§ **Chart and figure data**
>> Begin

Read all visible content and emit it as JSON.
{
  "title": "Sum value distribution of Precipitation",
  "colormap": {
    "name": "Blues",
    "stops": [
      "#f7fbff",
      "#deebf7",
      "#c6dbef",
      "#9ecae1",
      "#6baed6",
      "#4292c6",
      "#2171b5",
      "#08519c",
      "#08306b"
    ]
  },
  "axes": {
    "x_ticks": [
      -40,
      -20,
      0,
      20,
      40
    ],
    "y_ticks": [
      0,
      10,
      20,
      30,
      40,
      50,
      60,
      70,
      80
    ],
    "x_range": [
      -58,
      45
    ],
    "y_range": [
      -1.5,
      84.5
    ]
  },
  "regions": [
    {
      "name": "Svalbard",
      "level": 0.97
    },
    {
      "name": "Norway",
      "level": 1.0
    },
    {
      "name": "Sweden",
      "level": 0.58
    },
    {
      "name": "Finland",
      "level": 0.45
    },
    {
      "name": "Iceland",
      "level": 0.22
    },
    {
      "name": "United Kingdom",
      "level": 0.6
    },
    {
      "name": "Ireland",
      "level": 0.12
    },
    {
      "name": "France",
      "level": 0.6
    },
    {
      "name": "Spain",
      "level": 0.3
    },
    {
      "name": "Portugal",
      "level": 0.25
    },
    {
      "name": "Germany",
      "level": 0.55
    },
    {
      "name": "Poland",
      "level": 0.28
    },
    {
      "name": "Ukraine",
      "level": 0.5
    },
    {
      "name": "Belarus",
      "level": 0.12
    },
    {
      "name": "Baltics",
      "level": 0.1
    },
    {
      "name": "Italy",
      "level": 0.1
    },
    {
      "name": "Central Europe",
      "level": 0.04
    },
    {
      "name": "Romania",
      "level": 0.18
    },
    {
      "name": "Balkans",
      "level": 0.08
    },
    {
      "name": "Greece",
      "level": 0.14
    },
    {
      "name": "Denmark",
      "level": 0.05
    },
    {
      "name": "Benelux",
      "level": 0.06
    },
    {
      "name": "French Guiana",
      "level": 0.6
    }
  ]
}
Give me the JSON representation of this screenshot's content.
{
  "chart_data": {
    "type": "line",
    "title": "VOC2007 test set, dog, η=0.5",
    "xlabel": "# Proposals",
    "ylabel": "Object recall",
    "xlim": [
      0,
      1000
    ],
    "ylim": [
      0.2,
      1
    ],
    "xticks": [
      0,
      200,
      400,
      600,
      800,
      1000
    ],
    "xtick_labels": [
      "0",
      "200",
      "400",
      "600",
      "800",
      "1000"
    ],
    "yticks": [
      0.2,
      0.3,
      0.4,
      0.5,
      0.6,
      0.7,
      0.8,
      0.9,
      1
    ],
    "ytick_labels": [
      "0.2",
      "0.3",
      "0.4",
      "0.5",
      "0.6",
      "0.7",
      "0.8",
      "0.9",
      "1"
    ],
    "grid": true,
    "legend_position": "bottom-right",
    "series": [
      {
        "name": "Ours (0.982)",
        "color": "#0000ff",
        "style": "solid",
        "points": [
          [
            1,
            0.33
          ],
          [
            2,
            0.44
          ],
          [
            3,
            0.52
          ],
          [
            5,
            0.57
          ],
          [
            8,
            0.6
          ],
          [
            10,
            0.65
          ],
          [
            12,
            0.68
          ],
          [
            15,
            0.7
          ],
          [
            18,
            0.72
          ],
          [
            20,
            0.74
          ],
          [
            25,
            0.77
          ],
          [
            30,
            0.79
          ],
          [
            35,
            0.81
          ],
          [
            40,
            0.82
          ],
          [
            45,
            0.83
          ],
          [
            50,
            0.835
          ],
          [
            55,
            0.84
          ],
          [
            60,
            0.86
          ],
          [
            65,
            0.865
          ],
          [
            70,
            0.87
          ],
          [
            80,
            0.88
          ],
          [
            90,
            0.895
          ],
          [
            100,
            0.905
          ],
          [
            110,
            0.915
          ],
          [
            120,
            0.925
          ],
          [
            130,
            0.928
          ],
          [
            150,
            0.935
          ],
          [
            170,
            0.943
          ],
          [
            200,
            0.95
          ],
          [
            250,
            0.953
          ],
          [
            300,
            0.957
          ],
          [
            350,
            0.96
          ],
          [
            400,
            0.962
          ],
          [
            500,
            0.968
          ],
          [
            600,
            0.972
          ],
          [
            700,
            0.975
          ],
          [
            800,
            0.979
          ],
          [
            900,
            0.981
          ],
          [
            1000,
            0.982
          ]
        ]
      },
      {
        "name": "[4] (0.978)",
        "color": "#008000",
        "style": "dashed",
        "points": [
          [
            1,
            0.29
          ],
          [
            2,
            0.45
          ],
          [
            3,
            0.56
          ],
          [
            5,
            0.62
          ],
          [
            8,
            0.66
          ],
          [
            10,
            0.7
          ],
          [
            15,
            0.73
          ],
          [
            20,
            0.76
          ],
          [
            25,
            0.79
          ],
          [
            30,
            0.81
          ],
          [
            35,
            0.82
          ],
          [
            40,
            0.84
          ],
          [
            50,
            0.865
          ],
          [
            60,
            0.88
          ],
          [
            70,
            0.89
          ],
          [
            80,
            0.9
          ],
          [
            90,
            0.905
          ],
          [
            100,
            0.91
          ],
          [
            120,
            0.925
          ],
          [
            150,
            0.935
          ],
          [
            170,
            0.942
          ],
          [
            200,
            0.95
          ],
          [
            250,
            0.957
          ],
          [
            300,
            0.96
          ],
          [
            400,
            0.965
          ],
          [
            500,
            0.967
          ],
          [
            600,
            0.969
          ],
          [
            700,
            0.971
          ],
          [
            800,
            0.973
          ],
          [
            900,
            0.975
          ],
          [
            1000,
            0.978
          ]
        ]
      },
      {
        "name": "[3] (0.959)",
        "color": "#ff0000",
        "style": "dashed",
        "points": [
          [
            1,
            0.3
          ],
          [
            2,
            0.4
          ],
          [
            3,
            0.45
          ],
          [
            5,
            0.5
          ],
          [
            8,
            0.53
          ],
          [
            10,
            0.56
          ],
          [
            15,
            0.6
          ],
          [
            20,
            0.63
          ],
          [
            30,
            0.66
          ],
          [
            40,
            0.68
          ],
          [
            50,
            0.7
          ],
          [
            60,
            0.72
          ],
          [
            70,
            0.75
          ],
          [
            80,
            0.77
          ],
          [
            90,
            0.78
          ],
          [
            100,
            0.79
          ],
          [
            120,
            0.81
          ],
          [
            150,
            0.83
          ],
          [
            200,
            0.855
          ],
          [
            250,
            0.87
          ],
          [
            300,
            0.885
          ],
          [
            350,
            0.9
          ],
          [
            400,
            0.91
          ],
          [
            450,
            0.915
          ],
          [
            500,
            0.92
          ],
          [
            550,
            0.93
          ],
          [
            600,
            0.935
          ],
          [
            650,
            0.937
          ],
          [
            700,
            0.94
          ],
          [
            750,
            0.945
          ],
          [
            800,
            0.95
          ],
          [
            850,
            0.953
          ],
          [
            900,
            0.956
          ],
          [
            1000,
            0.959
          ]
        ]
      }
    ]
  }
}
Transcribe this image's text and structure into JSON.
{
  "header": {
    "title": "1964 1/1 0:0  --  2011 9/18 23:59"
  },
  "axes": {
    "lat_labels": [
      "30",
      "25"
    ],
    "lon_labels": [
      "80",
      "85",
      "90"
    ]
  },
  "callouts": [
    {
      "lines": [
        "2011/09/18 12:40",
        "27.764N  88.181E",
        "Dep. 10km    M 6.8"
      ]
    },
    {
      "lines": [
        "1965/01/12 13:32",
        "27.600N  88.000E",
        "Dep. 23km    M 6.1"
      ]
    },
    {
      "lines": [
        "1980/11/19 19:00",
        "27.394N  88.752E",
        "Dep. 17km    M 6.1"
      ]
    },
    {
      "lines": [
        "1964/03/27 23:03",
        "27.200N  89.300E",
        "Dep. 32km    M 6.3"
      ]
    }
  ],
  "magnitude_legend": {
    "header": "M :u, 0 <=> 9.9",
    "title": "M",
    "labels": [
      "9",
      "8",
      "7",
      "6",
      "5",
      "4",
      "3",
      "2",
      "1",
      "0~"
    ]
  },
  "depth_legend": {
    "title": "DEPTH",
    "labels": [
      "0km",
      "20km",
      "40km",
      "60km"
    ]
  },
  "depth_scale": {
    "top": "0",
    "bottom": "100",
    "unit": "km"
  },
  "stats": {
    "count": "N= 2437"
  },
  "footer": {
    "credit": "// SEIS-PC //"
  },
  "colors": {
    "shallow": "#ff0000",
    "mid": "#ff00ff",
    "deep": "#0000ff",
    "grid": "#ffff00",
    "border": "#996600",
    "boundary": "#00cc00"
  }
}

>> End

Which lines hold the word "content"? Return all of them from the records above.

§ **Task solution**
Read all visible content and emit it as JSON.
Give me the JSON representation of this screenshot's content.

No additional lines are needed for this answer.